- [Set task]
Among the entries below, find the lines with "JSON" and copy them.

- [Task data]
....

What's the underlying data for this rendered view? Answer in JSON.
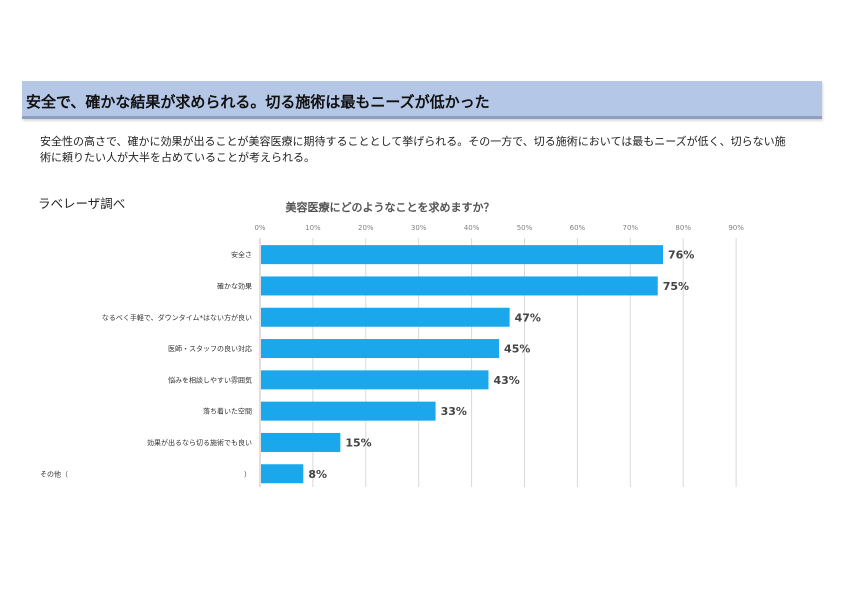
{
  "header": {
    "title": "安全で、確かな結果が求められる。切る施術は最もニーズが低かった"
  },
  "description": "安全性の高さで、確かに効果が出ることが美容医療に期待することとして挙げられる。その一方で、切る施術においては最もニーズが低く、切らない施術に頼りたい人が大半を占めていることが考えられる。",
  "source_label": "ラベレーザ調べ",
  "colors": {
    "bar": "#1aa7ec",
    "banner": "#b4c7e7",
    "grid": "#d9d9d9"
  },
  "chart_data": {
    "type": "bar",
    "orientation": "horizontal",
    "title": "美容医療にどのようなことを求めますか？",
    "categories": [
      "安全さ",
      "確かな効果",
      "なるべく手軽で、ダウンタイム*はない方が良い",
      "医師・スタッフの良い対応",
      "悩みを相談しやすい雰囲気",
      "落ち着いた空間",
      "効果が出るなら切る施術でも良い",
      "その他（　　　　　　　　　　　　　　）"
    ],
    "values": [
      76,
      75,
      47,
      45,
      43,
      33,
      15,
      8
    ],
    "data_labels": [
      "76%",
      "75%",
      "47%",
      "45%",
      "43%",
      "33%",
      "15%",
      "8%"
    ],
    "xlim": [
      0,
      90
    ],
    "x_ticks": [
      "0%",
      "10%",
      "20%",
      "30%",
      "40%",
      "50%",
      "60%",
      "70%",
      "80%",
      "90%"
    ],
    "grid": true,
    "xlabel": "",
    "ylabel": ""
  }
}
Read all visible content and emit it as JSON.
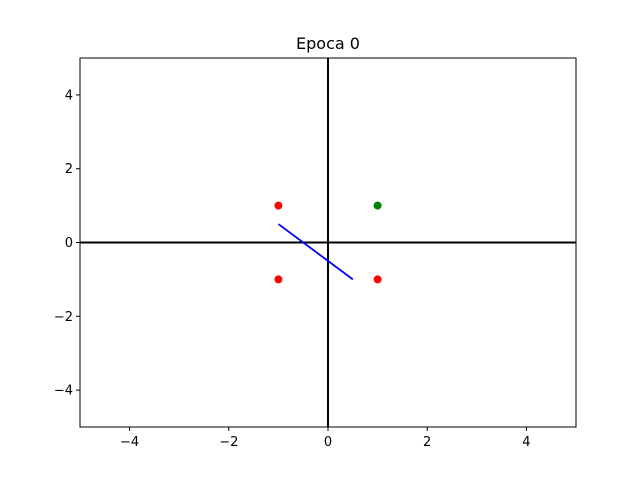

....

- [Finished exercise]
What's the underlying data for this rendered view? Answer in JSON.
Read all visible content and emit it as JSON.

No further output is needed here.